(Stored items from a collection)
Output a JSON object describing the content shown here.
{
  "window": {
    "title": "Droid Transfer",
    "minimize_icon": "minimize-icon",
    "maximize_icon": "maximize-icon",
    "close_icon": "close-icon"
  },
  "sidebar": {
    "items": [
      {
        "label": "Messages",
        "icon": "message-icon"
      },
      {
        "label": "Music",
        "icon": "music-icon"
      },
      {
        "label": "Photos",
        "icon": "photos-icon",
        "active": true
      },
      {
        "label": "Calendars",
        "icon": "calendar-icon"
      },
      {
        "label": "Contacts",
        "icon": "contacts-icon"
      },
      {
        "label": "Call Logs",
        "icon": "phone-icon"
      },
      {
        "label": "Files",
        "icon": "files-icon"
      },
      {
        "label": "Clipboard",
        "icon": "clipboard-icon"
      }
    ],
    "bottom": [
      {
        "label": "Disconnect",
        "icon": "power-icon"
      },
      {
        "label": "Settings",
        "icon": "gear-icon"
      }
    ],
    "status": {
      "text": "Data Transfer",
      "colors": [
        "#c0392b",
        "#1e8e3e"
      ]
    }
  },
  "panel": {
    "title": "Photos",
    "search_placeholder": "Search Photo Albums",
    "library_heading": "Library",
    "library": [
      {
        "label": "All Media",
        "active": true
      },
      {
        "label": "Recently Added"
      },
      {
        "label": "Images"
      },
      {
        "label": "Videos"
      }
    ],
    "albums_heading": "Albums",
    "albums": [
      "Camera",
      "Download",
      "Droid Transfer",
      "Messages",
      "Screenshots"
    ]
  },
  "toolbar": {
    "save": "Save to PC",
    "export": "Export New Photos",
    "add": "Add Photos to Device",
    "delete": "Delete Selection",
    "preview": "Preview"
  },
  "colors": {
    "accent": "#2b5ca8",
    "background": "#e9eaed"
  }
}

§ **Your objective**:
Select from the material above each line in which the string "Transfer" appears, and list those lines.

§ **Solution for this task**:
    "title": "Droid Transfer",
      "text": "Data Transfer",
      "Droid Transfer",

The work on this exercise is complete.